### [Task objective]
Answer with one number only: the number of lines that contain "name".

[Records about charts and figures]
* start *

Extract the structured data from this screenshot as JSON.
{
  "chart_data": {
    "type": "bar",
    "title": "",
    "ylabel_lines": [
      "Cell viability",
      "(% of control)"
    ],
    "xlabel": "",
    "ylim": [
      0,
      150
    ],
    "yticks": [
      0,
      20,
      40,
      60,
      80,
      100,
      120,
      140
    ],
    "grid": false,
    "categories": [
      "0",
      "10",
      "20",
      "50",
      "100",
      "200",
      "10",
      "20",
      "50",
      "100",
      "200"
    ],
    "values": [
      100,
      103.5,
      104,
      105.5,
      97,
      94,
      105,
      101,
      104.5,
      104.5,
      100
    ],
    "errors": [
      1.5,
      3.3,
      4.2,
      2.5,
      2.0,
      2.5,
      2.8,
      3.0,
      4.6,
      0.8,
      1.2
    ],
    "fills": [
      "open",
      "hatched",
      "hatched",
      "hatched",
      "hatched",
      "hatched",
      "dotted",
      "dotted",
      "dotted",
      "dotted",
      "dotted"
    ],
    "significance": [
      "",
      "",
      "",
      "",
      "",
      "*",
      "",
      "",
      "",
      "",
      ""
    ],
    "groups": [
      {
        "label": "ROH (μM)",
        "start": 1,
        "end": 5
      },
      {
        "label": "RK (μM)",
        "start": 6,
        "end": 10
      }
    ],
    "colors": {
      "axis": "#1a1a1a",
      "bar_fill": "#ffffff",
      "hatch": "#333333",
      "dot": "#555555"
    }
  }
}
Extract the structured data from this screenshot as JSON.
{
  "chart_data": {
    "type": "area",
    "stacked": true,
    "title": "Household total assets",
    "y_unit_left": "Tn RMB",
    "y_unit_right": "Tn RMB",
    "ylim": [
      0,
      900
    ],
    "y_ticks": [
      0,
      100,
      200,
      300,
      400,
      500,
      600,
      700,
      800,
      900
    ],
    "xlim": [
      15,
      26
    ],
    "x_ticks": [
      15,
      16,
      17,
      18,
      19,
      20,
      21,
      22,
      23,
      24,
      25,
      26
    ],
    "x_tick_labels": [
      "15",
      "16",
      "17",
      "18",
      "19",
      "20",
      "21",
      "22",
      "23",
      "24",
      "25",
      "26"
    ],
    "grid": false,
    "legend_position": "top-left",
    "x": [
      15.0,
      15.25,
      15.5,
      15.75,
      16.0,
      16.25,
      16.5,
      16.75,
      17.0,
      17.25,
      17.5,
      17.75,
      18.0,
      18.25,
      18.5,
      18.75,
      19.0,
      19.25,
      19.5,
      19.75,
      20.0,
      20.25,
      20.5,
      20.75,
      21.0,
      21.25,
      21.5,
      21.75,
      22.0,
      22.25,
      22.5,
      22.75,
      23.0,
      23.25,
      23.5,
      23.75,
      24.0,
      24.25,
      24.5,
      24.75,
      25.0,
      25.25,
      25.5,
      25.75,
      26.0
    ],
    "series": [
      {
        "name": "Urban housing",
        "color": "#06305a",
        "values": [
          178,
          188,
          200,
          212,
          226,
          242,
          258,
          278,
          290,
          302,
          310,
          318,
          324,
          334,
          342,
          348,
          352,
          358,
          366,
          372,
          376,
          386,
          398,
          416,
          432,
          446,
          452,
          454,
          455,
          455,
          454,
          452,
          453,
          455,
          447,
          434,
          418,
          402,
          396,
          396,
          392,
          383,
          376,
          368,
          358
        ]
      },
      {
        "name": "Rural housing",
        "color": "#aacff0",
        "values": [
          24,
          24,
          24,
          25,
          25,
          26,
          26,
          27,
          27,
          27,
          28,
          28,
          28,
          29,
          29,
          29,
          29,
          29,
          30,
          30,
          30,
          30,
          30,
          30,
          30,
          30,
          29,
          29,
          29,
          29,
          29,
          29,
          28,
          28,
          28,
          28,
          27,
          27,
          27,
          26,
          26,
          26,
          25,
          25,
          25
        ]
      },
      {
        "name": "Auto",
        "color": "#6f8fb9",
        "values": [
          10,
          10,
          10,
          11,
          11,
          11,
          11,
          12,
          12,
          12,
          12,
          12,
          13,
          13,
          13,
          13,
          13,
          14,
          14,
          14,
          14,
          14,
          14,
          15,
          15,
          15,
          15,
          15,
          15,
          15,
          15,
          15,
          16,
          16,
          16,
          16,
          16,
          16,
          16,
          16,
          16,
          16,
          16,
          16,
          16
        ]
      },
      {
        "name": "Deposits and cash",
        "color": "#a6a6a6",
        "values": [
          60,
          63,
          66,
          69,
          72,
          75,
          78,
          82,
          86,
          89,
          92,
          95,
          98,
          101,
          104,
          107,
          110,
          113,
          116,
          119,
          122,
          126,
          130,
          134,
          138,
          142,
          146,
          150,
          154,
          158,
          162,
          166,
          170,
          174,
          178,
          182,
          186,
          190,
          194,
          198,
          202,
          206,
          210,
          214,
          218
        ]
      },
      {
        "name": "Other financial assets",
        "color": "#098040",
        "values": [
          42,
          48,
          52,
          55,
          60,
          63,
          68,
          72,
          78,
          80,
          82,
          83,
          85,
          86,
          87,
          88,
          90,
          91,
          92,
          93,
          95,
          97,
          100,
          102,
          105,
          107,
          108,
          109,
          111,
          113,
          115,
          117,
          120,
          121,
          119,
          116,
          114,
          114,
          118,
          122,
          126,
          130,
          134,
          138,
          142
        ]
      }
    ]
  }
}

* end *

### [Expected answer]
5